Page content transcription data
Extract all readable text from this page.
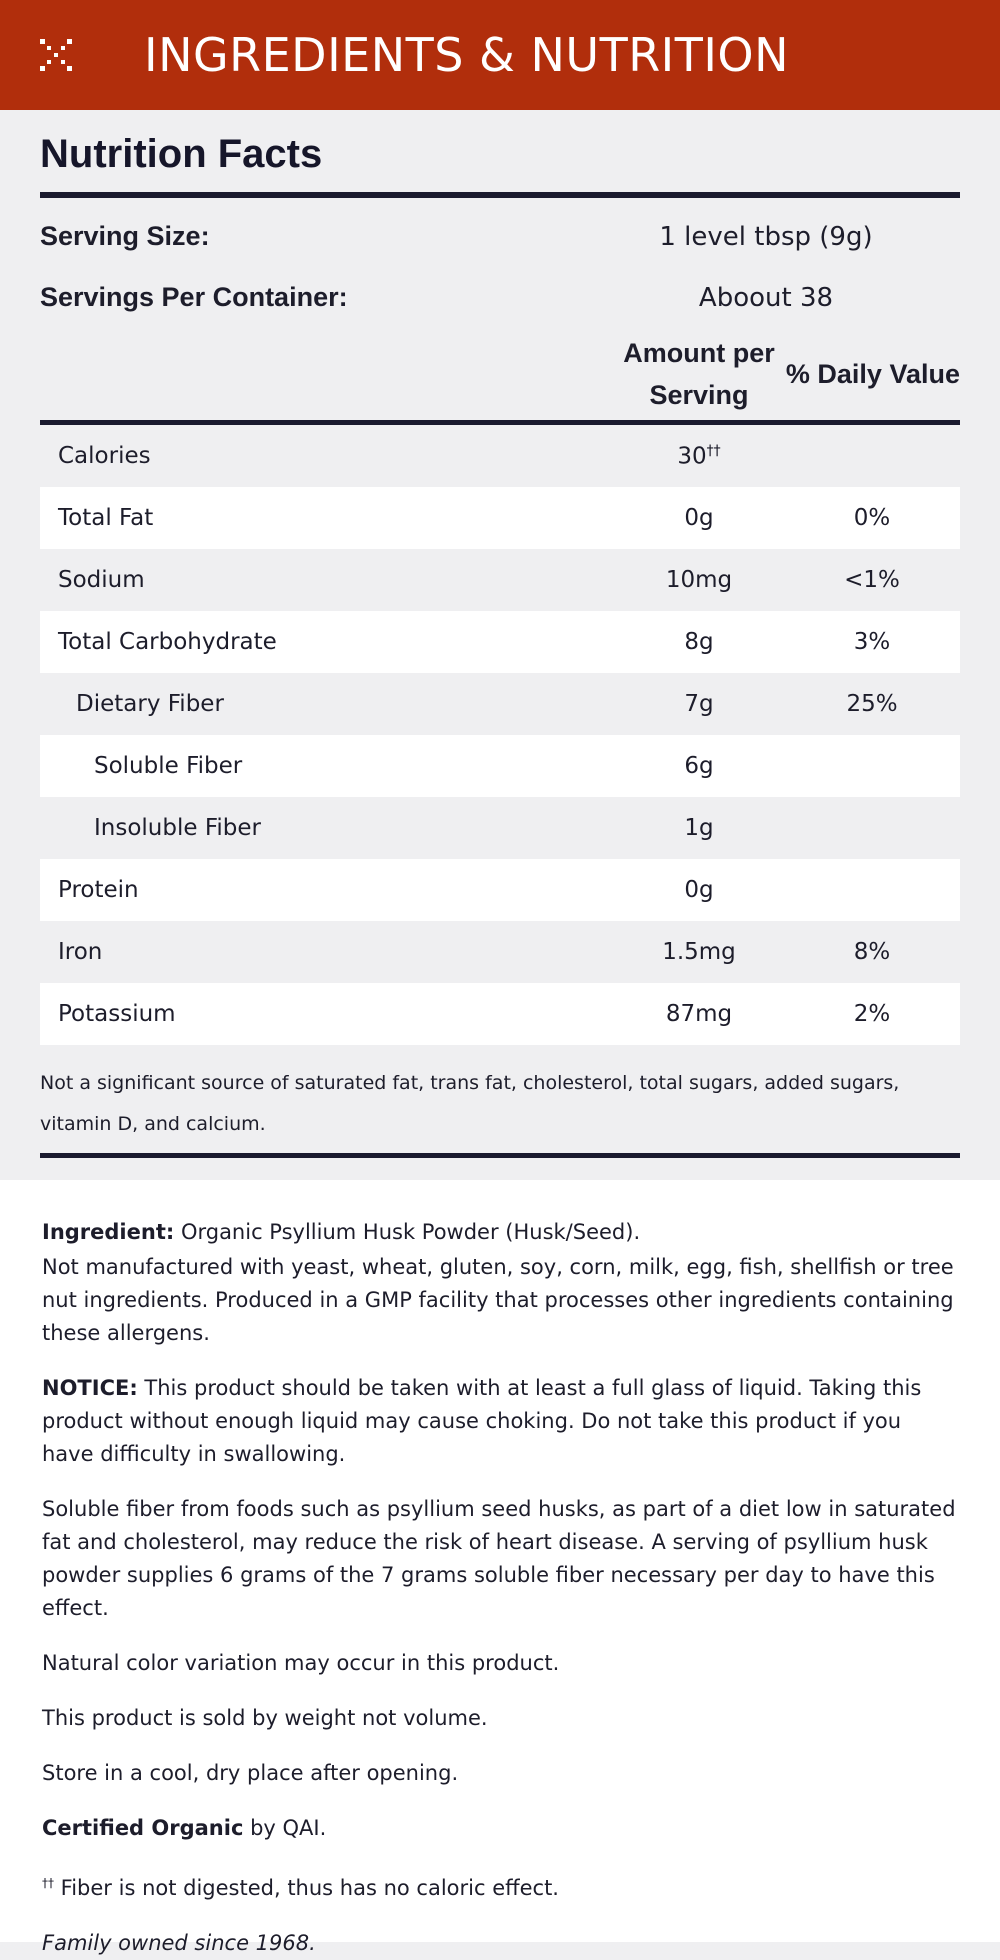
INGREDIENTS & NUTRITION
Nutrition Facts
Serving Size:	1 level tbsp (9g)
Servings Per Container:	Aboout 38
Amount per Serving
% Daily Value
Calories	30††
Total Fat	0g	0%
Sodium	10mg	<1%
Total Carbohydrate	8g	3%
Dietary Fiber	7g	25%
Soluble Fiber	6g
Insoluble Fiber	1g
Protein	0g
Iron	1.5mg	8%
Potassium	87mg	2%
Not a significant source of saturated fat, trans fat, cholesterol, total sugars, added sugars, vitamin D, and calcium.

Ingredient: Organic Psyllium Husk Powder (Husk/Seed).

Not manufactured with yeast, wheat, gluten, soy, corn, milk, egg, fish, shellfish or tree nut ingredients. Produced in a GMP facility that processes other ingredients containing these allergens.

NOTICE: This product should be taken with at least a full glass of liquid. Taking this product without enough liquid may cause choking. Do not take this product if you have difficulty in swallowing.

Soluble fiber from foods such as psyllium seed husks, as part of a diet low in saturated fat and cholesterol, may reduce the risk of heart disease. A serving of psyllium husk powder supplies 6 grams of the 7 grams soluble fiber necessary per day to have this effect.

Natural color variation may occur in this product.

This product is sold by weight not volume.

Store in a cool, dry place after opening.

Certified Organic by QAI.

†† Fiber is not digested, thus has no caloric effect.

Family owned since 1968.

- **Required action**
Check each line of the data above for the word "from". Report how many lines have it, and nothing else.

- **Answer to the problem**
2